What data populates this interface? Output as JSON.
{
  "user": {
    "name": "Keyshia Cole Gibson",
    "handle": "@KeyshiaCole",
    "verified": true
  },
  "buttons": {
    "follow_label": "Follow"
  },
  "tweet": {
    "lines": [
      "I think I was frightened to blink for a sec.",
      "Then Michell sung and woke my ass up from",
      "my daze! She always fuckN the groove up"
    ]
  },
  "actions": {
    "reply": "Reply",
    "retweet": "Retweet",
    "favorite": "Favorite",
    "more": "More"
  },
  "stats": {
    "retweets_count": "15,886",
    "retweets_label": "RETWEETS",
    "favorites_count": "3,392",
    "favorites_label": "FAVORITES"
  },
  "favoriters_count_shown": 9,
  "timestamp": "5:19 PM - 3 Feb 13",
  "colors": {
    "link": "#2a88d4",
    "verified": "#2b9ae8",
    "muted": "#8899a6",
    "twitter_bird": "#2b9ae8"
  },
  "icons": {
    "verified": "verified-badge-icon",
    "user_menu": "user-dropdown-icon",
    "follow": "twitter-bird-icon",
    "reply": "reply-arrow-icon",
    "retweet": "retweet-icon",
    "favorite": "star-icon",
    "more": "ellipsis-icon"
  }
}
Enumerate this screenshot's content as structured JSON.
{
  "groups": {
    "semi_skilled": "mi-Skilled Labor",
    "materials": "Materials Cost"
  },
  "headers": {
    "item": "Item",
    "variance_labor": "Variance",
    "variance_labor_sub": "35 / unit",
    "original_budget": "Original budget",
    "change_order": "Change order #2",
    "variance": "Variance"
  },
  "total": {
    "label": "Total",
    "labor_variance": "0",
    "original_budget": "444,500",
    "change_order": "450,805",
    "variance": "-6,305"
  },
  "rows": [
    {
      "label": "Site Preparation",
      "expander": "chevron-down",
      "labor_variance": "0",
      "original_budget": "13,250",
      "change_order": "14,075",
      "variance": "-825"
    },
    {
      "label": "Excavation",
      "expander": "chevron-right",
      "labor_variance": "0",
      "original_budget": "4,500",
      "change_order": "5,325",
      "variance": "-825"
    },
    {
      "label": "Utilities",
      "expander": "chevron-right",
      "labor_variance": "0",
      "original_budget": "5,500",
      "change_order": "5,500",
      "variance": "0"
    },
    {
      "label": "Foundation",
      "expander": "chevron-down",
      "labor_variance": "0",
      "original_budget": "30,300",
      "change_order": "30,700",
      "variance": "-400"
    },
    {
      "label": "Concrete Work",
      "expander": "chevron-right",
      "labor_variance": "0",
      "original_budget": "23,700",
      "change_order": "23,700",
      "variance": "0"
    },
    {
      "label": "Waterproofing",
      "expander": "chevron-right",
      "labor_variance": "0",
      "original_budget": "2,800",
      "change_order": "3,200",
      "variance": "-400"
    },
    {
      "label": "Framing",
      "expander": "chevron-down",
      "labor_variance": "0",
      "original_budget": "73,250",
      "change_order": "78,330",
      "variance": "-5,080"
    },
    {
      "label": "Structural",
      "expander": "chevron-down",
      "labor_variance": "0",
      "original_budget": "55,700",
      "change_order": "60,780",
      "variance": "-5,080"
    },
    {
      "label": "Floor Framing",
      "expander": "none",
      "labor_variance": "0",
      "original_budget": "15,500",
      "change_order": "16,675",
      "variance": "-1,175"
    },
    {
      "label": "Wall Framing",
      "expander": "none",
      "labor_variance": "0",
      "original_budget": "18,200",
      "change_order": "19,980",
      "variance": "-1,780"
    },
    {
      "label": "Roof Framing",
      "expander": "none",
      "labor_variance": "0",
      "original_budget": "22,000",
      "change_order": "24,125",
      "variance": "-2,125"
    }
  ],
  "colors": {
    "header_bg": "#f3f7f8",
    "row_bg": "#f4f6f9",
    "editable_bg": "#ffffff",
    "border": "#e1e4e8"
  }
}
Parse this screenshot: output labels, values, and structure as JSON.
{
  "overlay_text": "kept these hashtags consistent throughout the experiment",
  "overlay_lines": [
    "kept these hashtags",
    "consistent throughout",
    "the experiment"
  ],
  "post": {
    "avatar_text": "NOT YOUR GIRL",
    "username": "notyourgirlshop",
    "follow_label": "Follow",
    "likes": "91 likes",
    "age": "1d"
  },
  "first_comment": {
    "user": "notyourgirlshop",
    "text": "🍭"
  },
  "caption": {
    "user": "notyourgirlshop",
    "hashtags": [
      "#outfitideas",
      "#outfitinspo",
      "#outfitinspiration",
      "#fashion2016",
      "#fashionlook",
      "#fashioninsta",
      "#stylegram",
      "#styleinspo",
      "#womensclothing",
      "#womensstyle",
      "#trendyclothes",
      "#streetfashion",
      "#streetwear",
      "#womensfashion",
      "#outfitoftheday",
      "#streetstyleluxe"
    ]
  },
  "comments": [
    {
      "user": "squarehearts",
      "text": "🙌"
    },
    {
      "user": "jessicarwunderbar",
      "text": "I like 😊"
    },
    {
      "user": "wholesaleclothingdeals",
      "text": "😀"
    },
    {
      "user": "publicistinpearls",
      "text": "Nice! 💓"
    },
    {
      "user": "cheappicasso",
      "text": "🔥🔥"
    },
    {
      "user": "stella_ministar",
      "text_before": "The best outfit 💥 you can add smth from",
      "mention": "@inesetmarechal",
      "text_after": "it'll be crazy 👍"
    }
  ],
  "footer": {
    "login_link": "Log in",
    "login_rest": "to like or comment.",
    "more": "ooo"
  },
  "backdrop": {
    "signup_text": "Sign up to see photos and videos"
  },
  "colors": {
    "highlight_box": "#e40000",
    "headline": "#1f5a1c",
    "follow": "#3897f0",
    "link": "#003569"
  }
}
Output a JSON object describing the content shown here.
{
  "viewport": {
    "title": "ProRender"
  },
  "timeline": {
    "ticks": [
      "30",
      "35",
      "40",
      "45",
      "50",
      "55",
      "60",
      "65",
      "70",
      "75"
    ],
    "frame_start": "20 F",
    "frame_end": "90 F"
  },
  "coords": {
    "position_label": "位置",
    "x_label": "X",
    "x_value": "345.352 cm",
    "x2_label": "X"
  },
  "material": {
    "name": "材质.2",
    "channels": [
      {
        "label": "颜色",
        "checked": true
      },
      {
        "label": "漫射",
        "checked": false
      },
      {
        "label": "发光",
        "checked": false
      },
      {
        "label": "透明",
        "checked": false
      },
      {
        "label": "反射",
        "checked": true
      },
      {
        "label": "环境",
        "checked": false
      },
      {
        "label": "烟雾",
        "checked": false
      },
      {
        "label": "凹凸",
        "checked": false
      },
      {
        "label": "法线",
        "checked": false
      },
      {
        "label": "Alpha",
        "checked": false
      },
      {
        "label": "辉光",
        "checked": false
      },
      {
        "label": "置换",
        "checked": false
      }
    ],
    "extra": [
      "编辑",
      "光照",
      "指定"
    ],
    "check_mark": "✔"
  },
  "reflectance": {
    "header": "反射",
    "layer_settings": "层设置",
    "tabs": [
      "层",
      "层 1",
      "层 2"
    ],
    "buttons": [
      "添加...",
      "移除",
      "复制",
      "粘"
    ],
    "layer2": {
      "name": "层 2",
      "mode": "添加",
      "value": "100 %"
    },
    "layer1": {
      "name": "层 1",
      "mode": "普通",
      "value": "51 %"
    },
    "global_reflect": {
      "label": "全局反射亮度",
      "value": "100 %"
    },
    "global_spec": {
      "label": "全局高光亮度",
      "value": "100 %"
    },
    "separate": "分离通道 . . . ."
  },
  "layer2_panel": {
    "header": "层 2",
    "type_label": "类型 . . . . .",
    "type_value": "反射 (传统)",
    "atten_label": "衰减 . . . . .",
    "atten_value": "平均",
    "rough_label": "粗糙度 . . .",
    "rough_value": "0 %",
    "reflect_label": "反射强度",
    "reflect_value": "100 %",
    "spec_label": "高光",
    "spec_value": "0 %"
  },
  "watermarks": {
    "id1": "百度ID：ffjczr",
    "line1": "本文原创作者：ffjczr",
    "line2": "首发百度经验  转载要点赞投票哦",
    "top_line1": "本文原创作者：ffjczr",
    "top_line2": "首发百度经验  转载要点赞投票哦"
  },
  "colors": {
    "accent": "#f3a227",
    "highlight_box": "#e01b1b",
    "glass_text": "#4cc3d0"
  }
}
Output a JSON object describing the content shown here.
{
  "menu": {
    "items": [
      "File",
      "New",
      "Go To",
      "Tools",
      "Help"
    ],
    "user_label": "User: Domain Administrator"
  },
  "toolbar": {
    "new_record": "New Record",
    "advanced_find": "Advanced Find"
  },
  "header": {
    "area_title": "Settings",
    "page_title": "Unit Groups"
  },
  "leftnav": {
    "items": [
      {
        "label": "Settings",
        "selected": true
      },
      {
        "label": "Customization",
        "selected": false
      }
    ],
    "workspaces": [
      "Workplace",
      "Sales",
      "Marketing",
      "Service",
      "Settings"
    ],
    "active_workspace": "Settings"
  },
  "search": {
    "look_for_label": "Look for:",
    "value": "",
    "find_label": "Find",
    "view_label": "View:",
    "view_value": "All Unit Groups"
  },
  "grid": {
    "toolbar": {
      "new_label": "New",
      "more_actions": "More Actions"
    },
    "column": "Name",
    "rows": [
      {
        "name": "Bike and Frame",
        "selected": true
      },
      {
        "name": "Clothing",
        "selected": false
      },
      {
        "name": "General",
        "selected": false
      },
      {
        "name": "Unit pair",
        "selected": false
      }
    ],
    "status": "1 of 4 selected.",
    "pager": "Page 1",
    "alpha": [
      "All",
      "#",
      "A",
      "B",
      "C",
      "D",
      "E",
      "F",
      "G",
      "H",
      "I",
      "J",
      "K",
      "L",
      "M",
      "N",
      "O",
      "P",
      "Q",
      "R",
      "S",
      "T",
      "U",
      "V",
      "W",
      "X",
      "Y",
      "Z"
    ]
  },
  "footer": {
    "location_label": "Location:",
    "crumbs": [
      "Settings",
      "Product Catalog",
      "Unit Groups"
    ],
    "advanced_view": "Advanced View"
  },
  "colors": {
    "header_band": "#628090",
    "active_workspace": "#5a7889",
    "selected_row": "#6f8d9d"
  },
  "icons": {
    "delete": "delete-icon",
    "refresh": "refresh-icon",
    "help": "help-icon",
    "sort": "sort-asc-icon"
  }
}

**GIVEN PROBLEM**. State how many lines of the listing include the word "Advanced". Reply with the number alone.

**SOLUTION TO THE PROBLEM**. 2